◆ WRITTEN PROBLEM
Write out all entries word for word.

· · · ·

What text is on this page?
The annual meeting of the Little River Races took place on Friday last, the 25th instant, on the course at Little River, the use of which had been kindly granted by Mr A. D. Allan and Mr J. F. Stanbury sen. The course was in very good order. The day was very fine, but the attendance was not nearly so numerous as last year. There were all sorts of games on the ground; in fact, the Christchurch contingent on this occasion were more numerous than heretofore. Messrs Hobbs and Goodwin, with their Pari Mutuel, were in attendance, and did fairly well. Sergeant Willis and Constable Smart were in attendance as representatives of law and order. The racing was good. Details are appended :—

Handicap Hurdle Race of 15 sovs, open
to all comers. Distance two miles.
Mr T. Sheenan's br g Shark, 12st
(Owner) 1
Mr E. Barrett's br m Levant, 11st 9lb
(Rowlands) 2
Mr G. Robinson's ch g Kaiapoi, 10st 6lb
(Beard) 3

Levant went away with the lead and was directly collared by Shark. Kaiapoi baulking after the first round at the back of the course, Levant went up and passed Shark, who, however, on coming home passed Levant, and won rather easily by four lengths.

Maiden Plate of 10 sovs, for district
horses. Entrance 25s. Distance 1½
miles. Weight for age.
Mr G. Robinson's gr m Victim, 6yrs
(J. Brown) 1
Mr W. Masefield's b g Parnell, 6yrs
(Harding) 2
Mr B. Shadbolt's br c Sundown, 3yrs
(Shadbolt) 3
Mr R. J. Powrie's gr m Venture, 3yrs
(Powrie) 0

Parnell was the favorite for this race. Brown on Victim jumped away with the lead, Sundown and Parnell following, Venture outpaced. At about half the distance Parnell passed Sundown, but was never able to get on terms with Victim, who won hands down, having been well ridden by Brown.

· · · ·

◆ EXERCISE ANSWER
What text is on this page?
The annual meeting of the Little River Races took place on Friday last, the 25th instant, on the course at Little River, the use of which had been kindly granted by Mr A. D. Allan and Mr J. F. Stanbury sen. The course was in very good order. The day was very fine, but the attendance was not nearly so numerous as last year. There were all sorts of games on the ground; in fact, the Christchurch contingent on this occasion were more numerous than heretofore. Messrs Hobbs and Goodwin, with their Pari Mutuel, were in attendance, and did fairly well. Sergeant Willis and Constable Smart were in attendance as representatives of law and order. The racing was good. Details are appended :—

Handicap Hurdle Race of 15 sovs, open
to all comers. Distance two miles.
Mr T. Sheenan's br g Shark, 12st
(Owner) 1
Mr E. Barrett's br m Levant, 11st 9lb
(Rowlands) 2
Mr G. Robinson's ch g Kaiapoi, 10st 6lb
(Beard) 3

Levant went away with the lead and was directly collared by Shark. Kaiapoi baulking after the first round at the back of the course, Levant went up and passed Shark, who, however, on coming home passed Levant, and won rather easily by four lengths.

Maiden Plate of 10 sovs, for district
horses. Entrance 25s. Distance 1½
miles. Weight for age.
Mr G. Robinson's gr m Victim, 6yrs
(J. Brown) 1
Mr W. Masefield's b g Parnell, 6yrs
(Harding) 2
Mr B. Shadbolt's br c Sundown, 3yrs
(Shadbolt) 3
Mr R. J. Powrie's gr m Venture, 3yrs
(Powrie) 0

Parnell was the favorite for this race. Brown on Victim jumped away with the lead, Sundown and Parnell following, Venture outpaced. At about half the distance Parnell passed Sundown, but was never able to get on terms with Victim, who won hands down, having been well ridden by Brown.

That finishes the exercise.